§ Given instruction
Everything from the line containing "Enumerate this chart's" through the final line of the records must be transcribed verbatim; nothing else belongs in the result.
BEGIN Data lines
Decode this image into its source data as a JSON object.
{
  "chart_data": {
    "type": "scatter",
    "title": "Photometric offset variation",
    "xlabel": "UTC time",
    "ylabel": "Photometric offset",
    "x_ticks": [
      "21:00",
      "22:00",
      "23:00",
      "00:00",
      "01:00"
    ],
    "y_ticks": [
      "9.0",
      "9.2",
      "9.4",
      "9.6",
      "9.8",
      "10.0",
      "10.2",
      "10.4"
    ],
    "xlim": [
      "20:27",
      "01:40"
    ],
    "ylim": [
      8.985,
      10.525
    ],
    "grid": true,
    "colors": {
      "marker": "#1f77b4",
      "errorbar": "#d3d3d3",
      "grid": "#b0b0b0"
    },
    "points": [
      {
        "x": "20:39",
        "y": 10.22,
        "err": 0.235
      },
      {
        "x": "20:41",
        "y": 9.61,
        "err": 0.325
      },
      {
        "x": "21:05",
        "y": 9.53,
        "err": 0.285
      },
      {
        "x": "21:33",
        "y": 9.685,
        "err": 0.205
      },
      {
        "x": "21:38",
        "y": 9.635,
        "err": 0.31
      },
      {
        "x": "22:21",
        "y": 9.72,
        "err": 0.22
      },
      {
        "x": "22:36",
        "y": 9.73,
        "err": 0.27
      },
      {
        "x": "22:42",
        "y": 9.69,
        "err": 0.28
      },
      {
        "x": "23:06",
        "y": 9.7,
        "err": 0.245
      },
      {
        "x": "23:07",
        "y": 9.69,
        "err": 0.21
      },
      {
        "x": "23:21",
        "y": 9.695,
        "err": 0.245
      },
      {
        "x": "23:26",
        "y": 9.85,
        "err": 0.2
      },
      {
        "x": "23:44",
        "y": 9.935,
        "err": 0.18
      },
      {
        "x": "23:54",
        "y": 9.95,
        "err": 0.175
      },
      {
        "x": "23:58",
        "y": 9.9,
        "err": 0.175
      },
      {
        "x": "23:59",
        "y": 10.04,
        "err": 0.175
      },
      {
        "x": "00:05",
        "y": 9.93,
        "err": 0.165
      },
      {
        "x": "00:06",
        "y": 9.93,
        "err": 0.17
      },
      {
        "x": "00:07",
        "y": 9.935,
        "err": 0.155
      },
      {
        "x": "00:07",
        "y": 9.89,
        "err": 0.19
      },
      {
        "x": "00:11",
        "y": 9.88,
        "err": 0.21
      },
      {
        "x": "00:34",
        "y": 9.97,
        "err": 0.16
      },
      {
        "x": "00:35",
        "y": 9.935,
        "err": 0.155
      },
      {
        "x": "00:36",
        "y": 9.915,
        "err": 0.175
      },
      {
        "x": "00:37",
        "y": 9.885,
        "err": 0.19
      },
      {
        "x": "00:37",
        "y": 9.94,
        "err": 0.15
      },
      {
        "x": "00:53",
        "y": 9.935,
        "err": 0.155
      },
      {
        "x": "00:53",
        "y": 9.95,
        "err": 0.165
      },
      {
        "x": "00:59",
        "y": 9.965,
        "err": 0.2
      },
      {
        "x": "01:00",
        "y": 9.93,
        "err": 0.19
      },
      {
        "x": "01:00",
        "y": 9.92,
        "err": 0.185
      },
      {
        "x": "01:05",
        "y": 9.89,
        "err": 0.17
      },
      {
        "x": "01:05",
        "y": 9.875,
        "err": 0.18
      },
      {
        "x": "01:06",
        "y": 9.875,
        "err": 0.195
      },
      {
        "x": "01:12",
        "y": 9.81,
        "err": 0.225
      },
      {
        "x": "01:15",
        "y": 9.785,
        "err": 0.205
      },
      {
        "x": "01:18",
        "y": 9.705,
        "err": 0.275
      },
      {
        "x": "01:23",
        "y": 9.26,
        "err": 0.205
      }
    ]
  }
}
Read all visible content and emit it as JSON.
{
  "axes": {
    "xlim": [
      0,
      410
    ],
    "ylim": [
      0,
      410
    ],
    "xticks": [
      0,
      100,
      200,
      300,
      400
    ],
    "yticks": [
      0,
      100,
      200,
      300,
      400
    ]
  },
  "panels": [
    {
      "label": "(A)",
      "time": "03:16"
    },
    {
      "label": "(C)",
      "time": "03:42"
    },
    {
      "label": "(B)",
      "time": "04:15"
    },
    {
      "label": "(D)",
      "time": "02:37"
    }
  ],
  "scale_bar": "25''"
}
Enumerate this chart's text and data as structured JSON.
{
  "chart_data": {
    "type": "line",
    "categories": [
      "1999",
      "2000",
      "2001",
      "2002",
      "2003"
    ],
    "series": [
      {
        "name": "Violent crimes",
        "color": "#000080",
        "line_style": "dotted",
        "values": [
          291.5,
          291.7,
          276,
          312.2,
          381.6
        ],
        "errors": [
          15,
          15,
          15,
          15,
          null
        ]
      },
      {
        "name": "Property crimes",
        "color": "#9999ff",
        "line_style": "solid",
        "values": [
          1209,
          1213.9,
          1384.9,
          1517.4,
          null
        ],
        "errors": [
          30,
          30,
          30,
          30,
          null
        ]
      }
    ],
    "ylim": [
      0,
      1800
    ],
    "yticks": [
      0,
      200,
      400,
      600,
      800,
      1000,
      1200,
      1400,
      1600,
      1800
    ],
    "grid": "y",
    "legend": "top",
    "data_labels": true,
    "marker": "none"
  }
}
END Data lines
§ Final result
Enumerate this chart's text and data as structured JSON.
{
  "chart_data": {
    "type": "line",
    "categories": [
      "1999",
      "2000",
      "2001",
      "2002",
      "2003"
    ],
    "series": [
      {
        "name": "Violent crimes",
        "color": "#000080",
        "line_style": "dotted",
        "values": [
          291.5,
          291.7,
          276,
          312.2,
          381.6
        ],
        "errors": [
          15,
          15,
          15,
          15,
          null
        ]
      },
      {
        "name": "Property crimes",
        "color": "#9999ff",
        "line_style": "solid",
        "values": [
          1209,
          1213.9,
          1384.9,
          1517.4,
          null
        ],
        "errors": [
          30,
          30,
          30,
          30,
          null
        ]
      }
    ],
    "ylim": [
      0,
      1800
    ],
    "yticks": [
      0,
      200,
      400,
      600,
      800,
      1000,
      1200,
      1400,
      1600,
      1800
    ],
    "grid": "y",
    "legend": "top",
    "data_labels": true,
    "marker": "none"
  }
}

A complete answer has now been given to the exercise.